■ Exercise objective: Pick out every line in the material below that contains the string "ZENER", with capital and small letters matching, and copy each of those lines.

■ Source records:
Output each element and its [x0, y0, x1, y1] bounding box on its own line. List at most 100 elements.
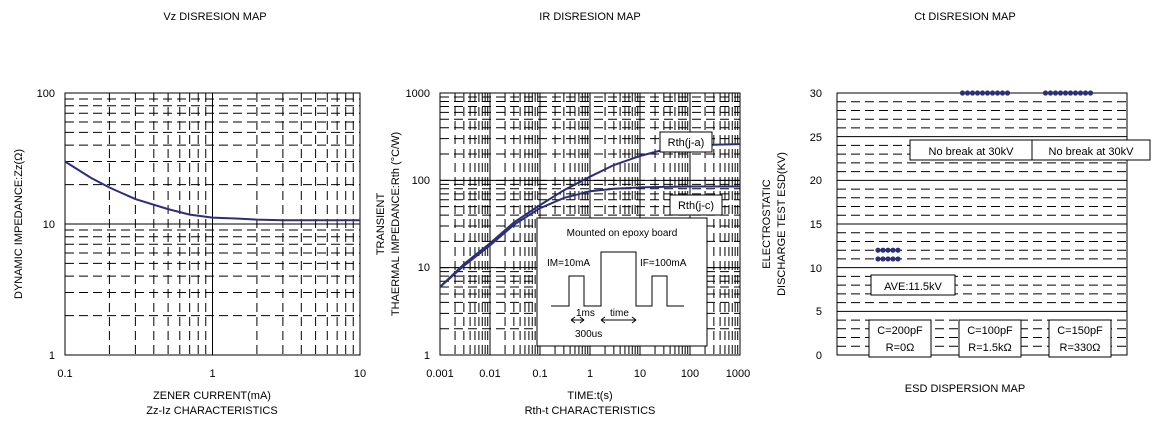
map-title-ir: IR DISRESION MAP: [539, 11, 640, 23]
legend-box-jc: [669, 194, 723, 216]
legend-label-jc: Rth(j-c): [678, 200, 714, 212]
chart3-point: [890, 256, 896, 262]
chart3-point: [984, 90, 991, 96]
chart1-xlabel: ZENER CURRENT(mA): [153, 390, 271, 402]
inset-arrow-time: [600, 316, 637, 324]
chart3-point: [890, 247, 896, 253]
chart3-yticks: 0 5 10 15 20 25 30: [810, 88, 822, 362]
inset-label-im: IM=10mA: [547, 258, 590, 269]
chart3-point: [964, 90, 971, 96]
chart3-point: [1087, 90, 1094, 96]
chart3-point: [895, 247, 901, 253]
chart2-xtick: 0.1: [532, 368, 547, 380]
chart3-ytick: 25: [810, 132, 822, 144]
chart2-xtick: 0.01: [479, 368, 500, 380]
chart3-point: [1067, 90, 1074, 96]
condition-1-c: C=200pF: [877, 325, 923, 337]
annotation-nobreak-1: No break at 30kV: [929, 146, 1015, 158]
chart1-xtick: 1: [209, 368, 215, 380]
chart3-point: [1072, 90, 1079, 96]
condition-1-r: R=0Ω: [886, 342, 915, 354]
chart3-ytick: 0: [816, 350, 822, 362]
chart2-xtick: 0.001: [426, 368, 454, 380]
chart3-point: [989, 90, 996, 96]
condition-3-r: R=330Ω: [1060, 342, 1101, 354]
chart2-series-line-jc: [439, 185, 740, 288]
inset-label-if: IF=100mA: [640, 258, 687, 269]
chart3-point: [885, 256, 891, 262]
condition-box-1: [868, 319, 932, 358]
chart2-ytick: 100: [412, 175, 430, 187]
chart3-point: [1052, 90, 1059, 96]
chart2-frame: [439, 92, 741, 356]
chart1-frame: [64, 92, 361, 356]
chart2-xtick: 100: [681, 368, 699, 380]
chart3-point: [1004, 90, 1011, 96]
chart2-ylabel-line1: TRANSIENT: [375, 193, 387, 256]
chart3-point: [1082, 90, 1089, 96]
chart3-grid: [837, 101, 1127, 347]
chart1-grid: [65, 93, 360, 355]
chart3-title: ESD DISPERSION MAP: [905, 383, 1025, 395]
chart3-ylabel-line1: ELECTROSTATIC: [761, 179, 773, 268]
chart3-ylabel-line2: DISCHARGE TEST ESD(KV): [776, 152, 788, 296]
map-title-ct: Ct DISRESION MAP: [914, 11, 1015, 23]
chart2-xtick: 10: [634, 368, 646, 380]
chart3-point: [1062, 90, 1069, 96]
inset-frame: [536, 217, 708, 347]
chart3-ytick: 15: [810, 219, 822, 231]
chart3-ytick: 5: [816, 306, 822, 318]
chart1-ylabel: DYNAMIC IMPEDANCE:Zz(Ω): [13, 149, 25, 299]
annotation-box-ave: [870, 274, 956, 296]
chart3-point: [1057, 90, 1064, 96]
inset-label-300us: 300us: [575, 329, 602, 340]
chart3-point: [1077, 90, 1084, 96]
chart3-point: [999, 90, 1006, 96]
chart1-ytick: 10: [43, 219, 55, 231]
chart3-point: [979, 90, 986, 96]
chart1-xtick: 10: [354, 368, 366, 380]
chart2-xlabel: TIME:t(s): [567, 390, 612, 402]
chart3-points: [875, 90, 1094, 262]
chart2-ylabel-line2: THAERMAL IMPEDANCE:Rth (°C/W): [390, 132, 402, 316]
chart2-xticks: 0.001 0.01 0.1 1 10 100 1000: [426, 368, 750, 380]
annotation-box-nobreak-2: [1031, 139, 1151, 161]
condition-box-3: [1048, 319, 1112, 358]
inset-arrow-pulse: [570, 316, 585, 324]
condition-3-c: C=150pF: [1057, 325, 1103, 337]
chart3-point: [1042, 90, 1049, 96]
map-title-vz: Vz DISRESION MAP: [163, 11, 266, 23]
condition-box-2: [958, 319, 1022, 358]
chart2-title: Rth-t CHARACTERISTICS: [525, 405, 656, 417]
chart3-point: [959, 90, 966, 96]
chart2-xtick: 1: [587, 368, 593, 380]
chart-esd: 0 5 10 15 20 25 30 No break at 30kV No b…: [761, 88, 1151, 395]
chart2-xtick: 1000: [726, 368, 750, 380]
inset-pulse-diagram: Mounted on epoxy board IM=10mA IF=100mA …: [536, 217, 708, 347]
chart1-xtick: 0.1: [57, 368, 72, 380]
chart-rth-t: 0.001 0.01 0.1 1 10 100 1000 1 10 100 10…: [375, 88, 750, 417]
chart3-point: [969, 90, 976, 96]
chart1-title: Zz-Iz CHARACTERISTICS: [146, 405, 277, 417]
inset-label-time: time: [610, 308, 629, 319]
annotation-nobreak-2: No break at 30kV: [1049, 146, 1135, 158]
chart2-ytick: 1000: [406, 88, 430, 100]
chart1-series-line: [64, 160, 360, 222]
chart3-point: [974, 90, 981, 96]
chart2-ytick: 10: [418, 262, 430, 274]
chart3-point: [880, 256, 886, 262]
inset-label-1ms: 1ms: [576, 308, 595, 319]
chart1-xticks: 0.1 1 10: [57, 368, 366, 380]
chart3-point: [1047, 90, 1054, 96]
chart-zz-iz: 0.1 1 10 1 10 100 ZENER CURRENT(mA) Zz-I…: [13, 88, 366, 417]
annotation-ave: AVE:11.5kV: [884, 281, 942, 293]
chart1-ytick: 100: [37, 88, 55, 100]
chart2-ytick: 1: [424, 350, 430, 362]
chart3-ytick: 30: [810, 88, 822, 100]
chart2-yticks: 1 10 100 1000: [406, 88, 430, 362]
inset-title: Mounted on epoxy board: [567, 228, 678, 239]
chart3-ytick: 20: [810, 175, 822, 187]
chart1-yticks: 1 10 100: [37, 88, 55, 362]
chart3-point: [994, 90, 1001, 96]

■ Answer to this task:
chart1-xlabel: ZENER CURRENT(mA): [153, 390, 271, 402]
chart-zz-iz: 0.1 1 10 1 10 100 ZENER CURRENT(mA) Zz-I…: [13, 88, 366, 417]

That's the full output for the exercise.